* Brief *
Copy out each line that includes the word "point".

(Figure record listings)
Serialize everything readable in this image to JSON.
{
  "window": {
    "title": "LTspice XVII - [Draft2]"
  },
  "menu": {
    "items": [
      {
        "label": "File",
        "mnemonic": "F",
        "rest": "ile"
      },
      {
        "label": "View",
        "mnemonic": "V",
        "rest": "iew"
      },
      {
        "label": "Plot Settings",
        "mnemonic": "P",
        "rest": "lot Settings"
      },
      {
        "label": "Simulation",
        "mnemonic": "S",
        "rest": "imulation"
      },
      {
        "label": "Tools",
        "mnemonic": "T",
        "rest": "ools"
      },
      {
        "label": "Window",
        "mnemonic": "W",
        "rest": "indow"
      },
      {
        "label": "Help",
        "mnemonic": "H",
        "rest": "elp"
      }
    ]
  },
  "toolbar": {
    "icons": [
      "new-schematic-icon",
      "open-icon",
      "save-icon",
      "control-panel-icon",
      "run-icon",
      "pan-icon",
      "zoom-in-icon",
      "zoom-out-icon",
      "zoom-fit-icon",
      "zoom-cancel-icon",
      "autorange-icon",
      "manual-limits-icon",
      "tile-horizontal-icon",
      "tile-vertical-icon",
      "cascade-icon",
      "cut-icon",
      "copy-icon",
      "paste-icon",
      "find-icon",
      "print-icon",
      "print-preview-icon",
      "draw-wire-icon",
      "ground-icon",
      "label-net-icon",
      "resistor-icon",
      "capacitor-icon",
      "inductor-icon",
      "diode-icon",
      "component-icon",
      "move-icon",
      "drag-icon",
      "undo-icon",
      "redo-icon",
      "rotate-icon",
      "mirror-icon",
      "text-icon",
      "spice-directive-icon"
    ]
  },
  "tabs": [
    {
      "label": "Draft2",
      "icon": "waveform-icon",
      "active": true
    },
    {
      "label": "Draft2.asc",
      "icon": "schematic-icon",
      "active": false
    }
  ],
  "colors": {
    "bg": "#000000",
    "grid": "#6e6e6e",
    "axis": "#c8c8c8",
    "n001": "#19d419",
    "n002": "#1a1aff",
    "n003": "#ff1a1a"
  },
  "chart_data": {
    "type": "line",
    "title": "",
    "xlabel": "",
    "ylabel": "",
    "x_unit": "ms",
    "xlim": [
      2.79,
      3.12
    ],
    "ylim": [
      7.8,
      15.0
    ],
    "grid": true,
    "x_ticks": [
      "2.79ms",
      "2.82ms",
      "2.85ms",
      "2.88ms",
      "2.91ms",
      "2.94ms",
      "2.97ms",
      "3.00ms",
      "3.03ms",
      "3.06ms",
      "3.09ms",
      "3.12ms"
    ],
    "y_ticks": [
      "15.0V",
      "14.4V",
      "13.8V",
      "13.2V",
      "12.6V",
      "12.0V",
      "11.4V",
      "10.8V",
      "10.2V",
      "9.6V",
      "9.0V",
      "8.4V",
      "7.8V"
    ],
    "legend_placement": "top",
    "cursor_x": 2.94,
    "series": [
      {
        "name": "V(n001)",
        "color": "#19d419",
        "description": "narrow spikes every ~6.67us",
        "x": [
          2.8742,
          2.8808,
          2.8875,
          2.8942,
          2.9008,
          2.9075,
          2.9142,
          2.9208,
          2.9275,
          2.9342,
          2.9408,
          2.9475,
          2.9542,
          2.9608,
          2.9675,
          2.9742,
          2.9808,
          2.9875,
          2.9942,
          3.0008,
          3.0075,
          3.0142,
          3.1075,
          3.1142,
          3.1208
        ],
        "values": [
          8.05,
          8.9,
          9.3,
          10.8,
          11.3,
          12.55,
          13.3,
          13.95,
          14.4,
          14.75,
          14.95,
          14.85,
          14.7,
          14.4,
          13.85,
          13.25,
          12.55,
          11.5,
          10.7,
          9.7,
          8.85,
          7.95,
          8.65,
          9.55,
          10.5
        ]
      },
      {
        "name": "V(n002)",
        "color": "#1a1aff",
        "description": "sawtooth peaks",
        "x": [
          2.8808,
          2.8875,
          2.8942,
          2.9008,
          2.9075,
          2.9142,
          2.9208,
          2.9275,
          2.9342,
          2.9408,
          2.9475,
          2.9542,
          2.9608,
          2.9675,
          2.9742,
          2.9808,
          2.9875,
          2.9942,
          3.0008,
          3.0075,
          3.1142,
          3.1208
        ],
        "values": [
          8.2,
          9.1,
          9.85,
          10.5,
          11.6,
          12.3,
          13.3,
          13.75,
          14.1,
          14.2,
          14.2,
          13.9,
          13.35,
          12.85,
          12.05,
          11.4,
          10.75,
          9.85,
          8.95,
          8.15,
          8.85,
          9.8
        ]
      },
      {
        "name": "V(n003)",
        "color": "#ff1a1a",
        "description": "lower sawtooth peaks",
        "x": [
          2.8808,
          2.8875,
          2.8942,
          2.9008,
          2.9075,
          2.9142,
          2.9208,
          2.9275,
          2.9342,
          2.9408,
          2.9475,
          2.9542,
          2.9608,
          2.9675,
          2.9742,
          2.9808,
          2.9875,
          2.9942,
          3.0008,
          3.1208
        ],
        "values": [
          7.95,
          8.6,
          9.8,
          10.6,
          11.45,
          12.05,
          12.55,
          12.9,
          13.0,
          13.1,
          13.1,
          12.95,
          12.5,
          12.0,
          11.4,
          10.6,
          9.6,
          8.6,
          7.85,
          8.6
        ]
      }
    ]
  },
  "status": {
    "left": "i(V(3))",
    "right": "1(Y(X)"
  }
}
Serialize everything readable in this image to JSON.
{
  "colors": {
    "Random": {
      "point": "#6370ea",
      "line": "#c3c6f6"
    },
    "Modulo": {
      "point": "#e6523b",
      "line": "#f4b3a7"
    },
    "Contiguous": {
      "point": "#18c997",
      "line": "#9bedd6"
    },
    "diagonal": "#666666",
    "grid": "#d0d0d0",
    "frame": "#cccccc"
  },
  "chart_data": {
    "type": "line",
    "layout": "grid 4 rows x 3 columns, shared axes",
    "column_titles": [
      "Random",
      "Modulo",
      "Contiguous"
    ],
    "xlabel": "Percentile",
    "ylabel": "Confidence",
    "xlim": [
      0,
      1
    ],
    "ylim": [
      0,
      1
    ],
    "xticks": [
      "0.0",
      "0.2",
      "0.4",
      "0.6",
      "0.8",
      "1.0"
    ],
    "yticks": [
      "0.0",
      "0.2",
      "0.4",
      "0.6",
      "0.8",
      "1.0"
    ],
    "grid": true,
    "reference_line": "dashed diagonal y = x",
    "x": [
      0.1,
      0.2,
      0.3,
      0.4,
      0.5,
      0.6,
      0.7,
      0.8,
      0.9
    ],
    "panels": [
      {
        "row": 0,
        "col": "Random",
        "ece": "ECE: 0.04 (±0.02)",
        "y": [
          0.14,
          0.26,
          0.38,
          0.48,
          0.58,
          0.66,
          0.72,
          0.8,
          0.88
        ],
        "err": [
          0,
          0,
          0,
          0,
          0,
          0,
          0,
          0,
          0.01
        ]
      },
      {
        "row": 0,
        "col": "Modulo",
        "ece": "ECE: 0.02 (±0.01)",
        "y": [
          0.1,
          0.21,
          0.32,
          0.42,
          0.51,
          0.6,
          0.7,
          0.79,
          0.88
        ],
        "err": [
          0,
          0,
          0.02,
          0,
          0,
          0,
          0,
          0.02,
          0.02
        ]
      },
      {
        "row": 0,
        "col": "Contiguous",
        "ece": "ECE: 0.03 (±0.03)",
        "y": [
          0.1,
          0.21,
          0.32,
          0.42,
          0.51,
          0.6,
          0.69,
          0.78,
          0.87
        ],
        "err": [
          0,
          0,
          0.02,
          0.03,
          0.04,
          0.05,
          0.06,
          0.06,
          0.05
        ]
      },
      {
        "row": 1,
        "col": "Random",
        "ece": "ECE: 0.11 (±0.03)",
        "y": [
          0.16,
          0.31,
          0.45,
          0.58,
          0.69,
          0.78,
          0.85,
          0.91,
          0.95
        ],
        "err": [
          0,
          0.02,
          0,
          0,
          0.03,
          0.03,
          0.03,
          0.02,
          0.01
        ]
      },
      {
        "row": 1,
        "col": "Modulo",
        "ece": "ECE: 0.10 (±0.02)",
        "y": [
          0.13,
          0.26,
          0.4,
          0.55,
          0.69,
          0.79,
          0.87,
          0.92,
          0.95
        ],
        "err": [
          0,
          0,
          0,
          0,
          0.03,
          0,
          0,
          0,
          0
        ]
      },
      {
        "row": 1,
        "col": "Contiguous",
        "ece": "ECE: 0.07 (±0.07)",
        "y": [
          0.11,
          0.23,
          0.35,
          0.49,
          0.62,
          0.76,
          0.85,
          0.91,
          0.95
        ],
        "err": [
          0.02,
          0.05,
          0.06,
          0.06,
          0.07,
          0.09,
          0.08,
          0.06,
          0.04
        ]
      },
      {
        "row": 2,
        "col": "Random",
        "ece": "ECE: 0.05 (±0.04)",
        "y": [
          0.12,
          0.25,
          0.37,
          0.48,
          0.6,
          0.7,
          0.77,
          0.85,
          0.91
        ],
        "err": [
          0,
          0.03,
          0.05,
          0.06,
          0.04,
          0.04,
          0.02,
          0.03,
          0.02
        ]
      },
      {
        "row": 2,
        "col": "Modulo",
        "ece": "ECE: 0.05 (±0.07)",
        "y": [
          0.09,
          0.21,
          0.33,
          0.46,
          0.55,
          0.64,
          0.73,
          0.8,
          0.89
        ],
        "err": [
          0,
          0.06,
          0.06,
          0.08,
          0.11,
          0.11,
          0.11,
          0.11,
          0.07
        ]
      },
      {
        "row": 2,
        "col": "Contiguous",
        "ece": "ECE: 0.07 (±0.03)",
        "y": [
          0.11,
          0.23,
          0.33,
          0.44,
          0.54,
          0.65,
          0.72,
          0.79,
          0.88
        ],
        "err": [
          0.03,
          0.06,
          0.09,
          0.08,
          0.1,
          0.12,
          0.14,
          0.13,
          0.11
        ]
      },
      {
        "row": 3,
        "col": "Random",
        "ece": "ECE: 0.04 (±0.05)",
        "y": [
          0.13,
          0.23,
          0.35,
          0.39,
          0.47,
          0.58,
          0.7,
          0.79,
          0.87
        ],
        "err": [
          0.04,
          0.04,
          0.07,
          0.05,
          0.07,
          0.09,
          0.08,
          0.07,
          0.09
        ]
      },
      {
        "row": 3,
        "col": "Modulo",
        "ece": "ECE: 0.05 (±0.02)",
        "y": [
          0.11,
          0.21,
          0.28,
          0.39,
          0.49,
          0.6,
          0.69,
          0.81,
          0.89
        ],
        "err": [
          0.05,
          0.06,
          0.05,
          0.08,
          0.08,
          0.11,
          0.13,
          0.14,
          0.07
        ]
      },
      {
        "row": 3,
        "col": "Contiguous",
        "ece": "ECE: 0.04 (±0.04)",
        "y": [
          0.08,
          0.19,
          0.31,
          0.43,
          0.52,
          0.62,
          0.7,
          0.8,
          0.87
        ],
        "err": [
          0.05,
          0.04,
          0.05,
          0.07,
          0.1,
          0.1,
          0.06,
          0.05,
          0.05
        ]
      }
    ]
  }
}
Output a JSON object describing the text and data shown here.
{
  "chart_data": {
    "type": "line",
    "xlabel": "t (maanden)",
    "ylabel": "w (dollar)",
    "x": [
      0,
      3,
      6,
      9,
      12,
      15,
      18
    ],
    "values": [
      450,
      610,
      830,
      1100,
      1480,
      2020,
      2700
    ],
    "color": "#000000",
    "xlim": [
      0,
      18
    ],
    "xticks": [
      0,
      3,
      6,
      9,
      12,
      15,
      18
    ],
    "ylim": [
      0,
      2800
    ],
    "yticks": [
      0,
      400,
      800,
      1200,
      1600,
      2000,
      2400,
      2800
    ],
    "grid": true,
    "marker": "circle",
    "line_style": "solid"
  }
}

* Exercise result *
      "point": "#6370ea",
      "point": "#e6523b",
      "point": "#18c997",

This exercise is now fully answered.